[begin Data shown]

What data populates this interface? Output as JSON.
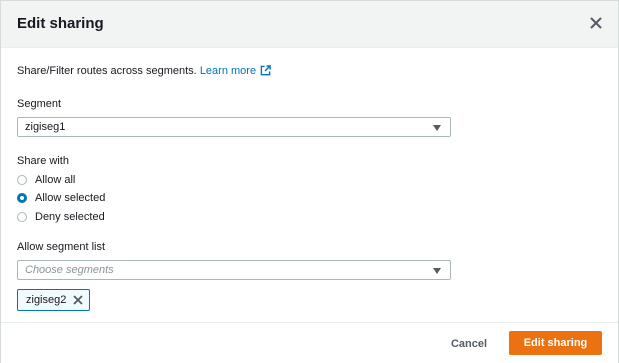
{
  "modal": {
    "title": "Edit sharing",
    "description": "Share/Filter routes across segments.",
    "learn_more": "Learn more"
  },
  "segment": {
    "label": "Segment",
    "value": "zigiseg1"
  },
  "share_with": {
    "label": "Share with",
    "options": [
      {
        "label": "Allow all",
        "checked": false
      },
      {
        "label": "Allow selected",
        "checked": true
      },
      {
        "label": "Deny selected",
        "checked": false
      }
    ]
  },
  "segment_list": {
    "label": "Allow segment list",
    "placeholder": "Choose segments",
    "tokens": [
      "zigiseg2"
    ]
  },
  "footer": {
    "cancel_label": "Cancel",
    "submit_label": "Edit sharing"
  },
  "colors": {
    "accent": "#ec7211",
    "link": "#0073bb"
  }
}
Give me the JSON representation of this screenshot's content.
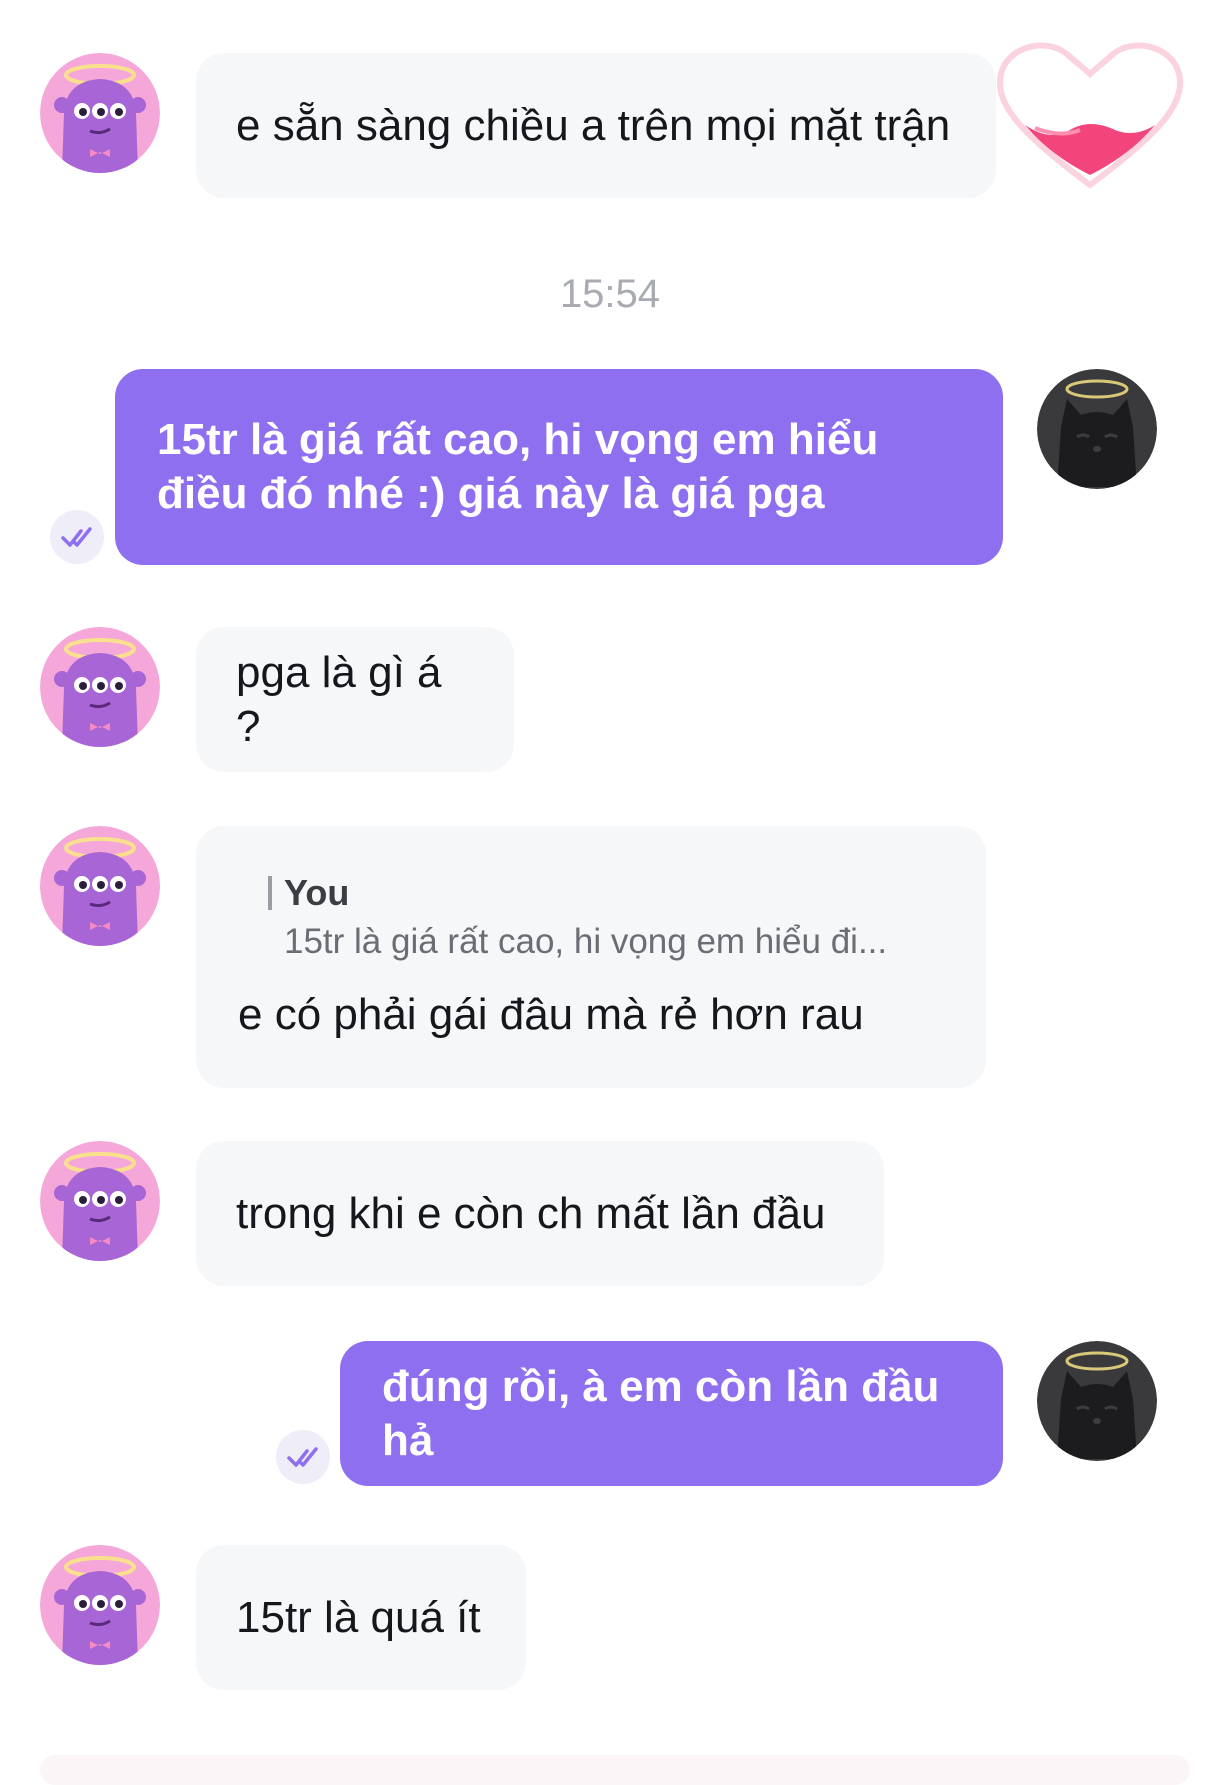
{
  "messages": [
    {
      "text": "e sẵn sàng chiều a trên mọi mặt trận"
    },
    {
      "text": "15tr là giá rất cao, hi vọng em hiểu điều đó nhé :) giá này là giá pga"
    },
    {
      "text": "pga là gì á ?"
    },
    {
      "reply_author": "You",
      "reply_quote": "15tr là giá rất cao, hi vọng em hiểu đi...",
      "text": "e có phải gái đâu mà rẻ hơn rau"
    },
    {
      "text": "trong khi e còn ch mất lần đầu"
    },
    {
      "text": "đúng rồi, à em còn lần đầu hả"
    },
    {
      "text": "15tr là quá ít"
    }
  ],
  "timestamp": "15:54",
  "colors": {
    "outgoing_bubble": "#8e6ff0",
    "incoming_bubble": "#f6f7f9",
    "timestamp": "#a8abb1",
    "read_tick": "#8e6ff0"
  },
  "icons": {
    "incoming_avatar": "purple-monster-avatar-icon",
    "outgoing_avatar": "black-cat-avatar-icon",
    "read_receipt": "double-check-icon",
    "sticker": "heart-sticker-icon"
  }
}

[end Data shown]

◆ Task prompt: Omit the pictures, and please restate word for word the lines running from the line with "Give me the" to the end of the entries.

◆ Task output:
Give me the JSON representation of this screenshot's content.
{
  "messages": [
    {
      "text": "e sẵn sàng chiều a trên mọi mặt trận"
    },
    {
      "text": "15tr là giá rất cao, hi vọng em hiểu điều đó nhé :) giá này là giá pga"
    },
    {
      "text": "pga là gì á ?"
    },
    {
      "reply_author": "You",
      "reply_quote": "15tr là giá rất cao, hi vọng em hiểu đi...",
      "text": "e có phải gái đâu mà rẻ hơn rau"
    },
    {
      "text": "trong khi e còn ch mất lần đầu"
    },
    {
      "text": "đúng rồi, à em còn lần đầu hả"
    },
    {
      "text": "15tr là quá ít"
    }
  ],
  "timestamp": "15:54",
  "colors": {
    "outgoing_bubble": "#8e6ff0",
    "incoming_bubble": "#f6f7f9",
    "timestamp": "#a8abb1",
    "read_tick": "#8e6ff0"
  },
  "icons": {
    "incoming_avatar": "purple-monster-avatar-icon",
    "outgoing_avatar": "black-cat-avatar-icon",
    "read_receipt": "double-check-icon",
    "sticker": "heart-sticker-icon"
  }
}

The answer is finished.